**RECORDS SUPPLIED:**
══════
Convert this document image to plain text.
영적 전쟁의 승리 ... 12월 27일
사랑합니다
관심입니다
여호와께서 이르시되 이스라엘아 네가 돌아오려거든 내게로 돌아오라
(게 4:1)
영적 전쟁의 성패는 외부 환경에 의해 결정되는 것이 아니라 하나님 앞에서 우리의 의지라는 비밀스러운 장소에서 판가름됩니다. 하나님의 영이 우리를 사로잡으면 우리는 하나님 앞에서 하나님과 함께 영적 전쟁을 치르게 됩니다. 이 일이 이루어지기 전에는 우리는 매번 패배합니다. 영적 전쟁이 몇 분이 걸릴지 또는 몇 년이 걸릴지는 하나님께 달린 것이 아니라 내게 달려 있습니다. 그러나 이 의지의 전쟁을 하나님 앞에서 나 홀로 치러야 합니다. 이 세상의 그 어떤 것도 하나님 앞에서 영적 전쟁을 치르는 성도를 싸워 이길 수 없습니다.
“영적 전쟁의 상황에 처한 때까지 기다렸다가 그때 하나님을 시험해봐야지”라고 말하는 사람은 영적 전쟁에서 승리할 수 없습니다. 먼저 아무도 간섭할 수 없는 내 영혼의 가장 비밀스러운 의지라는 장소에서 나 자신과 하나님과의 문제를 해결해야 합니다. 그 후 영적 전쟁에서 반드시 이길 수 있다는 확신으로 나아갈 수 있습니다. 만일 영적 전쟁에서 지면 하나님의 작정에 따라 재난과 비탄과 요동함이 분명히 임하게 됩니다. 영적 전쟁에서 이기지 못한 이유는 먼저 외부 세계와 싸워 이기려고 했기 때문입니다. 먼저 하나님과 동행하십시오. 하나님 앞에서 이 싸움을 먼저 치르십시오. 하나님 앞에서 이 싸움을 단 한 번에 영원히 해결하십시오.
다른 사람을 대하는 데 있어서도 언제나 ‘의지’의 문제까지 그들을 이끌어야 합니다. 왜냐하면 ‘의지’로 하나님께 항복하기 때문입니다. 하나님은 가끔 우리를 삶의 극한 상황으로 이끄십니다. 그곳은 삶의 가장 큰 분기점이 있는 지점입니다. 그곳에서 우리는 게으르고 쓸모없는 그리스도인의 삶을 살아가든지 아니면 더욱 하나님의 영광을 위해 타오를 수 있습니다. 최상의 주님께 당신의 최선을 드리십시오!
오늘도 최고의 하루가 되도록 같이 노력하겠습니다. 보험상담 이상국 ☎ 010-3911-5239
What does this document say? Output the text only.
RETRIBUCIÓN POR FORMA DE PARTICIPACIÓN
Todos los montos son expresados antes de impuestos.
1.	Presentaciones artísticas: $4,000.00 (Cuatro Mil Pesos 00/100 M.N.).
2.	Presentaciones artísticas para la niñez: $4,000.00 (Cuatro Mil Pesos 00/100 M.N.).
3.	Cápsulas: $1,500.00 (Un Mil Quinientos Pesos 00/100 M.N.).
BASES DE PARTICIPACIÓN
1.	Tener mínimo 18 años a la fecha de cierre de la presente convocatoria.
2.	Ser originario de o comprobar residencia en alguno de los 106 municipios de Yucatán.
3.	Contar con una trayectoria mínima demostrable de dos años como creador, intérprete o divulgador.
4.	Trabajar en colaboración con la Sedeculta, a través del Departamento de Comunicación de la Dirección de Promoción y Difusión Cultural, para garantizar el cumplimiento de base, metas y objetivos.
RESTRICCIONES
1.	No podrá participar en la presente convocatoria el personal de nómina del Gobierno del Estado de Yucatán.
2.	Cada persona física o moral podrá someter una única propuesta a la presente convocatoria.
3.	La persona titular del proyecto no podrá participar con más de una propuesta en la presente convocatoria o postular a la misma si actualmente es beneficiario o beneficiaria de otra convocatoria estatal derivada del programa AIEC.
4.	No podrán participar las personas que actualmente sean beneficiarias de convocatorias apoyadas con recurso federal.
══════
**GIVEN INSTRUCTION:**
Show every line in the entries where the string "artísticas" occurs.

**ANSWER TO THIS EXERCISE:**
1.	Presentaciones artísticas: $4,000.00 (Cuatro Mil Pesos 00/100 M.N.).
2.	Presentaciones artísticas para la niñez: $4,000.00 (Cuatro Mil Pesos 00/100 M.N.).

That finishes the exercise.